**PROBLEM**
Using the records below, copy every line that holds the string "catalysis".

**RAW DATA**
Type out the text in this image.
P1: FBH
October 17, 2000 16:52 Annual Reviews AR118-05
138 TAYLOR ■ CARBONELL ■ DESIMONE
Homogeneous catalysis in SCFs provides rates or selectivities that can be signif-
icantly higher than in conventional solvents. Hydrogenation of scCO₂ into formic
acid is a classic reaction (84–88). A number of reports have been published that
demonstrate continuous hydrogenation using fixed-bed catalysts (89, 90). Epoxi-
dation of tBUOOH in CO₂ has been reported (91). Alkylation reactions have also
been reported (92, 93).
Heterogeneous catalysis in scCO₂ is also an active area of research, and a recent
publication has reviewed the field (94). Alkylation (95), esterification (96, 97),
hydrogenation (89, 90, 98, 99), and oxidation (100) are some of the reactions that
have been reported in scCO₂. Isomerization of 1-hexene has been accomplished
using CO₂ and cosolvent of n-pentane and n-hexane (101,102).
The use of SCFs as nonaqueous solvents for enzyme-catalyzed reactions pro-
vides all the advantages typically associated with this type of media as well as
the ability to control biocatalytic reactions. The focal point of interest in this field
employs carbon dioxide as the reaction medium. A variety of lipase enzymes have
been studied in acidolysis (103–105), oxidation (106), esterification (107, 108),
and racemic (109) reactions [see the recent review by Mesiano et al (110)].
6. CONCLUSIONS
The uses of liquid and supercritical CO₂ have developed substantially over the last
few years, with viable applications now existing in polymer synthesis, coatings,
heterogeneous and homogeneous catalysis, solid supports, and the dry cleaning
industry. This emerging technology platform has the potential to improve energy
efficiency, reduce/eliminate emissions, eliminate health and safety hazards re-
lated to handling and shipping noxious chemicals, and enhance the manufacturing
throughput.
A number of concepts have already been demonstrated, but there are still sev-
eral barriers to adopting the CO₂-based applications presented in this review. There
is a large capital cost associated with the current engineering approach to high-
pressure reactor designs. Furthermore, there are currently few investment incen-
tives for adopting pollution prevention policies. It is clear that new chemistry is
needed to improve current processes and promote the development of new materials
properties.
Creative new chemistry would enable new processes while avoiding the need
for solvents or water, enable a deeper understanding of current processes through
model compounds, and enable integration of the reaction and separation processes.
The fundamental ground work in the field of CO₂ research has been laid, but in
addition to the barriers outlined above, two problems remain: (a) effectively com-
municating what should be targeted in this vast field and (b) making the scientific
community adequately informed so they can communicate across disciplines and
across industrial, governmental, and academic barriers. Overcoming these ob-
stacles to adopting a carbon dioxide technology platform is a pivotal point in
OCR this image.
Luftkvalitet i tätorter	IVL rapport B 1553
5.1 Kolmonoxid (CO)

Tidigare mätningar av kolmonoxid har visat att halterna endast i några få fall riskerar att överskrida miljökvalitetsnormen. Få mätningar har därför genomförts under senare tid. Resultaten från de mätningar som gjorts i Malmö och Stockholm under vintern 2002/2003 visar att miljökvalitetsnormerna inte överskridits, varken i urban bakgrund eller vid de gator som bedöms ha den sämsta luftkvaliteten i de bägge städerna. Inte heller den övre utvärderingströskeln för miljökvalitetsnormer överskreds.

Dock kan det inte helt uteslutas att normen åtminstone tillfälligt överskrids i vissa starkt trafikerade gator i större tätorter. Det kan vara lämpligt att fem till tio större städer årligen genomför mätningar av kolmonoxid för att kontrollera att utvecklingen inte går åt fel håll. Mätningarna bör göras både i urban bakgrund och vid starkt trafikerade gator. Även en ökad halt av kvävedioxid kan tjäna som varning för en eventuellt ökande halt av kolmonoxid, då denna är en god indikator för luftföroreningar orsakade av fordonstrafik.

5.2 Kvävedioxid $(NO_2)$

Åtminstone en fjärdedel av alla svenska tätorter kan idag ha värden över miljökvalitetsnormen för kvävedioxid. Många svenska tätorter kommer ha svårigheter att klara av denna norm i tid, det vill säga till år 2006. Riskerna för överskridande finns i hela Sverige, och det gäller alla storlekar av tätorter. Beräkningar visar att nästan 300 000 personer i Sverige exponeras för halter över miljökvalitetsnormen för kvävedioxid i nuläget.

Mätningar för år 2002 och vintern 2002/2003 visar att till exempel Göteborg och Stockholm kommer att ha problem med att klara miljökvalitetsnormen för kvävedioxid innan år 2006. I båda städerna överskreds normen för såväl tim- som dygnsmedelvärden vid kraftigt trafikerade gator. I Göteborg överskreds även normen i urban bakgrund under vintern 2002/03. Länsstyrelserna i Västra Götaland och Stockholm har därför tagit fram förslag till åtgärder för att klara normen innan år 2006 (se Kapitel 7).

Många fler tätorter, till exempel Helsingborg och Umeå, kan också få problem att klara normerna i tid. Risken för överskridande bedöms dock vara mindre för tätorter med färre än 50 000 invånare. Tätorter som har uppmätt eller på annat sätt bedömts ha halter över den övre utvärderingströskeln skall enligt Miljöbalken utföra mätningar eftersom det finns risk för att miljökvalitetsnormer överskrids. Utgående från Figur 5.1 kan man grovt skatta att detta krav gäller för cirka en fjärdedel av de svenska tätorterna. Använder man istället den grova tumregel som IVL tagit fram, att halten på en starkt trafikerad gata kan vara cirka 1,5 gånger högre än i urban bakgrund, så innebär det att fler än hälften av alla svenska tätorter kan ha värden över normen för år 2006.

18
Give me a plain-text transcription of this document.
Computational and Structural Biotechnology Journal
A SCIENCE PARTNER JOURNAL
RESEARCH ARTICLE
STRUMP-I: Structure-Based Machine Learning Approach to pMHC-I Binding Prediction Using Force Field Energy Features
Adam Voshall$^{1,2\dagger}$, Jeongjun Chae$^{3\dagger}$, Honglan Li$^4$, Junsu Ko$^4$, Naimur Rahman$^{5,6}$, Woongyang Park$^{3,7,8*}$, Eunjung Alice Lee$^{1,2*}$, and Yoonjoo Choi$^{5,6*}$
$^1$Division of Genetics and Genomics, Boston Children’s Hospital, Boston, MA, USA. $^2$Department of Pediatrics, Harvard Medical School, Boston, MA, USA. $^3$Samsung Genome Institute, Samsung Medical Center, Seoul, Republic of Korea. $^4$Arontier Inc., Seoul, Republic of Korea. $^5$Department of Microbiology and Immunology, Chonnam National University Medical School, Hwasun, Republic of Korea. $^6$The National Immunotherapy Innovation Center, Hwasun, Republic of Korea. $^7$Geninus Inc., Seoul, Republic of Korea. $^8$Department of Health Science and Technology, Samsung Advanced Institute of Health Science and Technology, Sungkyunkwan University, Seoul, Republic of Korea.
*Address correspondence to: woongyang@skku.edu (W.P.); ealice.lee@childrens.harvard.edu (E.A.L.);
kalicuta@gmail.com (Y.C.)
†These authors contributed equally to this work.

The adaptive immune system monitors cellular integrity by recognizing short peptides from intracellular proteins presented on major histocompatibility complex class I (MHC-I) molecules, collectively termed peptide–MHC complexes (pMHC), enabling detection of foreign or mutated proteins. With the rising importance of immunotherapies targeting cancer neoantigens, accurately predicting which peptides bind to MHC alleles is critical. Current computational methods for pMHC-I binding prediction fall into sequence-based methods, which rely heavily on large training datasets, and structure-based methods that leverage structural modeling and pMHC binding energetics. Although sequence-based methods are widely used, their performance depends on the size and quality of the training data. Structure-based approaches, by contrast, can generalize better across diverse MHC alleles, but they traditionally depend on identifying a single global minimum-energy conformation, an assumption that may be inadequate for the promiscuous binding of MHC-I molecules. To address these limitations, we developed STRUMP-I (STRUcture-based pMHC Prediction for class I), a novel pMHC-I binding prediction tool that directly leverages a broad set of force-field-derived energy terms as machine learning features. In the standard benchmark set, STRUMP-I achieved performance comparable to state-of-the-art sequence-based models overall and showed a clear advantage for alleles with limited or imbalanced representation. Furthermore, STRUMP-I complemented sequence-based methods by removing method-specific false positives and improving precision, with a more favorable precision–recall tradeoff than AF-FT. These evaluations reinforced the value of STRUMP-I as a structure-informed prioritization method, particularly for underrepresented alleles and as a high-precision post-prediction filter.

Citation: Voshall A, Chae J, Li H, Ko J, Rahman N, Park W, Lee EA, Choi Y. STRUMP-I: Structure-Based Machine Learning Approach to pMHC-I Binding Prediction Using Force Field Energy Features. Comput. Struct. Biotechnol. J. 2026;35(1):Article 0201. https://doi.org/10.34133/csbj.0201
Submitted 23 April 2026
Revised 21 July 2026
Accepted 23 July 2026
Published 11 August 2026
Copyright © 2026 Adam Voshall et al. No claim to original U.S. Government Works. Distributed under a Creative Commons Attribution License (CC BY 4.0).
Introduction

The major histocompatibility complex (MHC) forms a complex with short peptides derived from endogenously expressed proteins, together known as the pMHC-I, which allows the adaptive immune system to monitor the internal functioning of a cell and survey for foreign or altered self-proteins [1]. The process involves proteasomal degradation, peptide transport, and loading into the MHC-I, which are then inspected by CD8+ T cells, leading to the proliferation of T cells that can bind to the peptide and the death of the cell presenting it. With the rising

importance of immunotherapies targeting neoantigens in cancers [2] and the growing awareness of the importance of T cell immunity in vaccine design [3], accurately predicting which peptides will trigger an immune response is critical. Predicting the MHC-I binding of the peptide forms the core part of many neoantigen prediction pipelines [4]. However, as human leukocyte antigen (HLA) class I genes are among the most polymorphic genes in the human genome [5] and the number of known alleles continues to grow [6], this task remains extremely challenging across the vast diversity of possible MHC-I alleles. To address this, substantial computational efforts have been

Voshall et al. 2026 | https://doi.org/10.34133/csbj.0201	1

**ANSWER TO THIS EXERCISE**
Homogeneous catalysis in SCFs provides rates or selectivities that can be signif-
Heterogeneous catalysis in scCO₂ is also an active area of research, and a recent
heterogeneous and homogeneous catalysis, solid supports, and the dry cleaning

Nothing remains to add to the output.